Scan the data below. Pull out each line where "Instagram" occurs.

= = = =

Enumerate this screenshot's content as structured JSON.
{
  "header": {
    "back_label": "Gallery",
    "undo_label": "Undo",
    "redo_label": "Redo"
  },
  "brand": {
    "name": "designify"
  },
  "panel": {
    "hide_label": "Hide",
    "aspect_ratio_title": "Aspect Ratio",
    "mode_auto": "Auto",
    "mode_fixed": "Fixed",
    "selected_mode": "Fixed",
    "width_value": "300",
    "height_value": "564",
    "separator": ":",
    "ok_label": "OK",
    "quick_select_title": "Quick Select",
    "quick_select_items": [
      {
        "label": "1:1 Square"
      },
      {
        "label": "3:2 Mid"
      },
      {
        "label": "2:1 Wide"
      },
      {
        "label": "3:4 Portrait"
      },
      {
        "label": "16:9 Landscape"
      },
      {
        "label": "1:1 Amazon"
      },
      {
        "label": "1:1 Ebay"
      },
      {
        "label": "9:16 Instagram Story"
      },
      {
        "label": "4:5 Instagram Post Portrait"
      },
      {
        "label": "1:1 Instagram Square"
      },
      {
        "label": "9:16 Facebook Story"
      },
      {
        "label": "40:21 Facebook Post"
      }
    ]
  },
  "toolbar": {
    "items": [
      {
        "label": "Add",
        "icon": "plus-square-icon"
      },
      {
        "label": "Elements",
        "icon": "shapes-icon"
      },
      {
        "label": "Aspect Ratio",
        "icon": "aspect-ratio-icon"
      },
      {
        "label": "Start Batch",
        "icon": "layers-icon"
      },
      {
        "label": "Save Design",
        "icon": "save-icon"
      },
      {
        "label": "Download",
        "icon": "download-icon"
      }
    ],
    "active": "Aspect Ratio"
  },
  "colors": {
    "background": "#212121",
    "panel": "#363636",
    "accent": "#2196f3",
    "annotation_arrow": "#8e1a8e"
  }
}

= = = =

§ Solution to this problem:
        "label": "9:16 Instagram Story"
        "label": "4:5 Instagram Post Portrait"
        "label": "1:1 Instagram Square"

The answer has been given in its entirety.